#### Records provided ####

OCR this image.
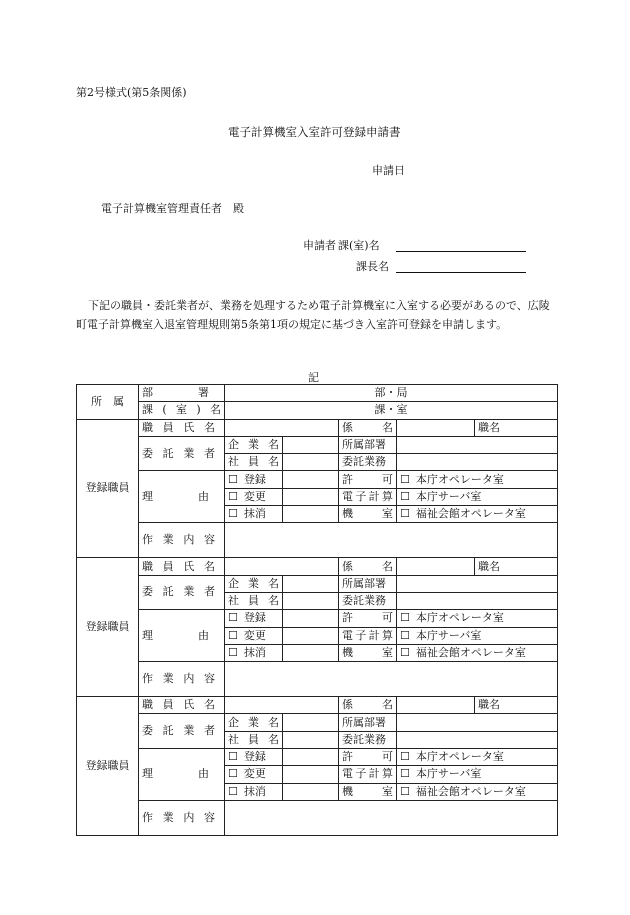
第2号様式(第5条関係)
電子計算機室入室許可登録申請書
申請日
電子計算機室管理責任者　殿
申請者 課(室)名
課長名
下記の職員・委託業者が、業務を処理するため電子計算機室に入室する必要があるので、広陵町電子計算機室入退室管理規則第5条第1項の規定に基づき入室許可登録を申請します。
記
所　属	部　署	部・局					
	課(室)名	課・室					
登録職員	職員氏名			係名		職名	
	委託業者	企業名		所属部署			
		社員名		委託業務			
	理　由	☐ 登録		許　可	☐ 本庁オペレータ室		
		☐ 変更		電子計算	☐ 本庁サーバ室		
		☐ 抹消		機　室	☐ 福祉会館オペレータ室		
	作業内容						
登録職員	職員氏名			係名		職名	
	委託業者	企業名		所属部署			
		社員名		委託業務			
	理　由	☐ 登録		許　可	☐ 本庁オペレータ室		
		☐ 変更		電子計算	☐ 本庁サーバ室		
		☐ 抹消		機　室	☐ 福祉会館オペレータ室		
	作業内容						
登録職員	職員氏名			係名		職名	
	委託業者	企業名		所属部署			
		社員名		委託業務			
	理　由	☐ 登録		許　可	☐ 本庁オペレータ室		
		☐ 変更		電子計算	☐ 本庁サーバ室		
		☐ 抹消		機　室	☐ 福祉会館オペレータ室		
	作業内容						
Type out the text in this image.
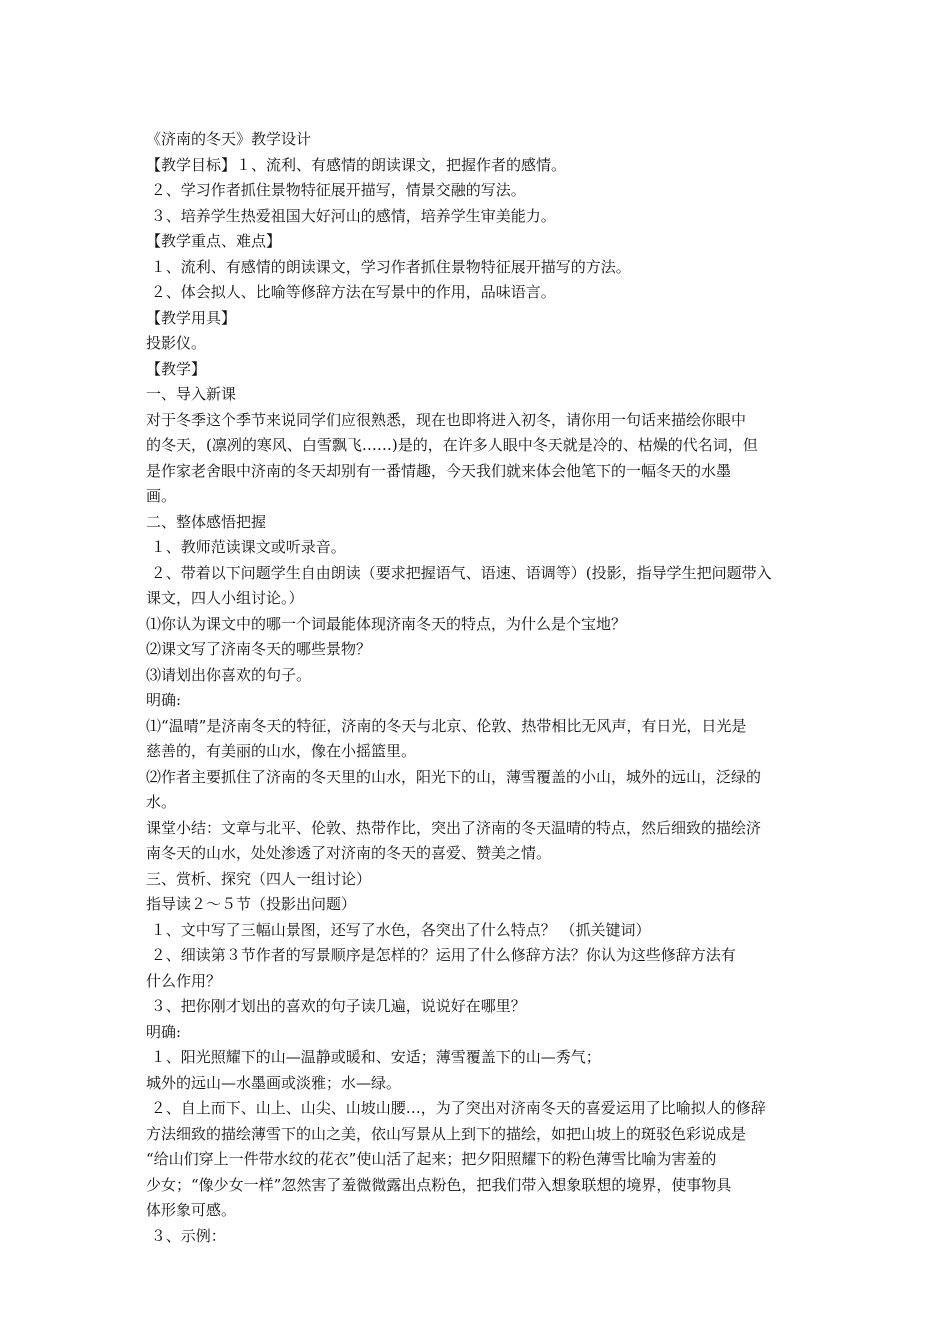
《济南的冬天》教学设计

【教学目标】１、流利、有感情的朗读课文，把握作者的感情。

２、学习作者抓住景物特征展开描写，情景交融的写法。

３、培养学生热爱祖国大好河山的感情，培养学生审美能力。

【教学重点、难点】

１、流利、有感情的朗读课文，学习作者抓住景物特征展开描写的方法。

２、体会拟人、比喻等修辞方法在写景中的作用，品味语言。

【教学用具】

投影仪。

【教学】

一、导入新课

对于冬季这个季节来说同学们应很熟悉，现在也即将进入初冬，请你用一句话来描绘你眼中

的冬天，(凛冽的寒风、白雪飘飞……)是的，在许多人眼中冬天就是冷的、枯燥的代名词，但

是作家老舍眼中济南的冬天却别有一番情趣，今天我们就来体会他笔下的一幅冬天的水墨

画。

二、整体感悟把握

１、教师范读课文或听录音。

２、带着以下问题学生自由朗读（要求把握语气、语速、语调等）(投影，指导学生把问题带入

课文，四人小组讨论。）

⑴你认为课文中的哪一个词最能体现济南冬天的特点，为什么是个宝地？

⑵课文写了济南冬天的哪些景物？

⑶请划出你喜欢的句子。

明确:

⑴“温晴”是济南冬天的特征，济南的冬天与北京、伦敦、热带相比无风声，有日光，日光是

慈善的，有美丽的山水，像在小摇篮里。

⑵作者主要抓住了济南的冬天里的山水，阳光下的山，薄雪覆盖的小山，城外的远山，泛绿的

水。

课堂小结：文章与北平、伦敦、热带作比，突出了济南的冬天温晴的特点，然后细致的描绘济

南冬天的山水，处处渗透了对济南的冬天的喜爱、赞美之情。

三、赏析、探究（四人一组讨论）

指导读２～５节（投影出问题）

１、文中写了三幅山景图，还写了水色，各突出了什么特点？ （抓关键词）

２、细读第３节作者的写景顺序是怎样的？运用了什么修辞方法？你认为这些修辞方法有

什么作用？

３、把你刚才划出的喜欢的句子读几遍，说说好在哪里？

明确:

１、阳光照耀下的山—温静或暖和、安适；薄雪覆盖下的山—秀气；

城外的远山—水墨画或淡雅；水—绿。

２、自上而下、山上、山尖、山坡山腰…，为了突出对济南冬天的喜爱运用了比喻拟人的修辞

方法细致的描绘薄雪下的山之美，依山写景从上到下的描绘，如把山坡上的斑驳色彩说成是

“给山们穿上一件带水纹的花衣”使山活了起来；把夕阳照耀下的粉色薄雪比喻为害羞的

少女；“像少女一样”忽然害了羞微微露出点粉色，把我们带入想象联想的境界，使事物具

体形象可感。

３、示例：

####

- **What to do**:
Only the number is wanted: how many lines in the data include the word "this"?

- **Solution**:
2